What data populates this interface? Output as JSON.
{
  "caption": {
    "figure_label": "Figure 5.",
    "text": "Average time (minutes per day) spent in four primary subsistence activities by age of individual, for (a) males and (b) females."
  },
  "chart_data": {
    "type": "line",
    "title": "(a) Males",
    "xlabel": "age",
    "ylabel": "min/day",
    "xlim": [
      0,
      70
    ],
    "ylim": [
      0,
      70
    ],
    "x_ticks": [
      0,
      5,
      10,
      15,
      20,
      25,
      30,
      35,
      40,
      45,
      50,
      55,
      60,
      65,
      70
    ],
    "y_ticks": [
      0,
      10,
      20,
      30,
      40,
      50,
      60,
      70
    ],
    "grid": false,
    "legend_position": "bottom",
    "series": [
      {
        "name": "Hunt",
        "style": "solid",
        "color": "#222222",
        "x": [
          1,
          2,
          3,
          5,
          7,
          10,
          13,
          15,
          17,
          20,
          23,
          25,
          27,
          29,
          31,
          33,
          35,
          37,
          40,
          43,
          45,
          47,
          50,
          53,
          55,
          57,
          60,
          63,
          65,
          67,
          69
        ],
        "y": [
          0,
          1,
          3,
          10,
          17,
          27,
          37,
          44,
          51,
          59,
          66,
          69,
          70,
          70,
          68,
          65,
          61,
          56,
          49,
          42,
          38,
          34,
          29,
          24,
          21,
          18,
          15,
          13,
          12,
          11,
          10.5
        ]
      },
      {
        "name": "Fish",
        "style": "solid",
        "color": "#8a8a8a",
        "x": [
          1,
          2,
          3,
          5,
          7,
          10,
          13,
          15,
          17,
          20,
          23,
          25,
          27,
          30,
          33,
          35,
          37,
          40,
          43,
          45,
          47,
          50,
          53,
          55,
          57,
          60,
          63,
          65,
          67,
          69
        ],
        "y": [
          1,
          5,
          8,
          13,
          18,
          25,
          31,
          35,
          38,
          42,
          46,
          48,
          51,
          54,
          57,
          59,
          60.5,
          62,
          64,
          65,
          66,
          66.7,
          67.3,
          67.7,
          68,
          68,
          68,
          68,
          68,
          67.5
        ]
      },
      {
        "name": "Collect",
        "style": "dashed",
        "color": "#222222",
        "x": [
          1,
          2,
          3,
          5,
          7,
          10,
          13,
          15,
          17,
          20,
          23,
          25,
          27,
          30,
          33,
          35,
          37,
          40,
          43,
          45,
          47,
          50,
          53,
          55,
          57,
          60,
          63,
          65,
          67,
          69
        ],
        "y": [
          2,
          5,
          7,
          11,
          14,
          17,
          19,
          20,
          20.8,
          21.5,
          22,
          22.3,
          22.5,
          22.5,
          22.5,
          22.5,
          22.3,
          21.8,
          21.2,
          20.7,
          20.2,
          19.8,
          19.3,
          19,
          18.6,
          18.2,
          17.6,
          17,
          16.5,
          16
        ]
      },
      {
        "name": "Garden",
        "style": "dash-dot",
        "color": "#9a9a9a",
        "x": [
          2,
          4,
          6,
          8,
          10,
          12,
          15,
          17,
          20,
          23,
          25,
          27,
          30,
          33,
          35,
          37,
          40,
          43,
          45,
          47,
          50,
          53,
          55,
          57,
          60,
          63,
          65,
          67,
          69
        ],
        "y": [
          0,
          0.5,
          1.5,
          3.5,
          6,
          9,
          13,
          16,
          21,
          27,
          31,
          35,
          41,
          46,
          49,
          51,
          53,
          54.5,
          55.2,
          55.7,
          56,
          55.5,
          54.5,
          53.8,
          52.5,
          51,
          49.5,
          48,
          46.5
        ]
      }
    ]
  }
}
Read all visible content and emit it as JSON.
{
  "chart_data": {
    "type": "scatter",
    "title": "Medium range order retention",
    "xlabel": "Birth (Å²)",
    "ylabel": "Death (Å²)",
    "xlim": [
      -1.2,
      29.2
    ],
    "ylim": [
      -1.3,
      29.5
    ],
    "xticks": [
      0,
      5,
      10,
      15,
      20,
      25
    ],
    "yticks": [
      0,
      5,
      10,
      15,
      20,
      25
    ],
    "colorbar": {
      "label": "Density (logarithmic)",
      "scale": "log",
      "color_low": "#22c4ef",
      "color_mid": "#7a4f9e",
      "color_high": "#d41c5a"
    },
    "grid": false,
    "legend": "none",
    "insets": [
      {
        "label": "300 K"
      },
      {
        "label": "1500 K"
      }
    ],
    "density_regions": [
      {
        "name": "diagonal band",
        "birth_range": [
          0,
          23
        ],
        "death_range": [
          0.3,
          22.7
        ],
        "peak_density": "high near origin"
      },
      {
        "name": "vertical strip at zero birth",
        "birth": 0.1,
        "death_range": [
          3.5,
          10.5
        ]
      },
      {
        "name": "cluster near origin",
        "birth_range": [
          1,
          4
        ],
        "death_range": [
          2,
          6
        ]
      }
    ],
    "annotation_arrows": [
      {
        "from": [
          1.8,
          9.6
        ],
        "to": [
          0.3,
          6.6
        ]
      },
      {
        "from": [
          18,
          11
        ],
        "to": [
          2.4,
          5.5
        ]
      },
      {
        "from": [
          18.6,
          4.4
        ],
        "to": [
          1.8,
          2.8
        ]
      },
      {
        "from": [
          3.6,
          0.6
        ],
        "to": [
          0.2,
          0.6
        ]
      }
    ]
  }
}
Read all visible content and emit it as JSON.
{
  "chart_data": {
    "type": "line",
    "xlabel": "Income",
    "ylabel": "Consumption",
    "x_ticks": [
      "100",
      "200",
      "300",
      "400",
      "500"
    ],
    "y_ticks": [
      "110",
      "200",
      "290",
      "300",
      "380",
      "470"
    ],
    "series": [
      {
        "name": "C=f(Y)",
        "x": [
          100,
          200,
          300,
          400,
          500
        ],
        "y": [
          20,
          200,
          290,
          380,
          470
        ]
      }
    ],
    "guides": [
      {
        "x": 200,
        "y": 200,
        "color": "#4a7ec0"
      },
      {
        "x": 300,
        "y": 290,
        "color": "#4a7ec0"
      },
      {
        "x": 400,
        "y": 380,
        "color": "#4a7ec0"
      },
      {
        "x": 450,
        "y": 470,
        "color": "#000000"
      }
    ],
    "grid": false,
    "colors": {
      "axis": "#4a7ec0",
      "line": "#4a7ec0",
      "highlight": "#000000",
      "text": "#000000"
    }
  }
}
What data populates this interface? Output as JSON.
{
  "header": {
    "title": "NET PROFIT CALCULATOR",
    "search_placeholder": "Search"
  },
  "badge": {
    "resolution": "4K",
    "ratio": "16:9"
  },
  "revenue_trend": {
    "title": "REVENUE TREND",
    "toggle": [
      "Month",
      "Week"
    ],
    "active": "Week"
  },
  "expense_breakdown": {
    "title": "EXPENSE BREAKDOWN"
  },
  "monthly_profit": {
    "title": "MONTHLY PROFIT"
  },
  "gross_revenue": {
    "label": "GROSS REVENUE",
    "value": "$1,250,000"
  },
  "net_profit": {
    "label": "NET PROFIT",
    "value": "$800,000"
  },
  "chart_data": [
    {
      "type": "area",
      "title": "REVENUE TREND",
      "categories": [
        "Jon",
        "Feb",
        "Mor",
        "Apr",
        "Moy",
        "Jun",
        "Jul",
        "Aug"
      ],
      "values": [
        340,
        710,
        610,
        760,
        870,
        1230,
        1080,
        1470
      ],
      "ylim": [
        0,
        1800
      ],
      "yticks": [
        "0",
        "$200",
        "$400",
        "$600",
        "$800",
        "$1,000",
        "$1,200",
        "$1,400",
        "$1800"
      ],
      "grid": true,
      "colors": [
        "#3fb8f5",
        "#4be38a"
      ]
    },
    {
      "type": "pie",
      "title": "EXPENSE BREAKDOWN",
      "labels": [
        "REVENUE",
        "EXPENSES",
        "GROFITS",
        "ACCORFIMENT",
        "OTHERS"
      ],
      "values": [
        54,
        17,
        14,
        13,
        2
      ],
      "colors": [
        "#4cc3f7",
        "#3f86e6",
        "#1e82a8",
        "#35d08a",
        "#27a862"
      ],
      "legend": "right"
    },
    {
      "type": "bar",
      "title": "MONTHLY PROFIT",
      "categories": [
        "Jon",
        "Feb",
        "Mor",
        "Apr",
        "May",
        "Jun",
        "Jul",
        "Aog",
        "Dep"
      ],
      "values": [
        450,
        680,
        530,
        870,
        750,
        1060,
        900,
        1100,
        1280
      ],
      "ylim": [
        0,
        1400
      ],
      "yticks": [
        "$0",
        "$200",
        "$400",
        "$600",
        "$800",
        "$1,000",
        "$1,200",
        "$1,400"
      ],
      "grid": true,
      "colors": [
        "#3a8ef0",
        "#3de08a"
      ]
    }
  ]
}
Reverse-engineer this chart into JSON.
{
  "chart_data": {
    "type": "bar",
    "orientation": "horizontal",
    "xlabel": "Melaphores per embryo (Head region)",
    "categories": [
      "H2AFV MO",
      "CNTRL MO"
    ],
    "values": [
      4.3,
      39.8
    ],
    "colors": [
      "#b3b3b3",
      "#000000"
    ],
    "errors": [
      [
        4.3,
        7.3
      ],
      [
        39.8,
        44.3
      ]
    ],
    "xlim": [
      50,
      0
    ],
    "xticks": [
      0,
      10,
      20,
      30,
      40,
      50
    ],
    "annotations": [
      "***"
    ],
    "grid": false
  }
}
+-------+
What the exercise asks ::
Say how many lines in the entries contain the string "name", and leave out everything else.

Solution for this problem ::
8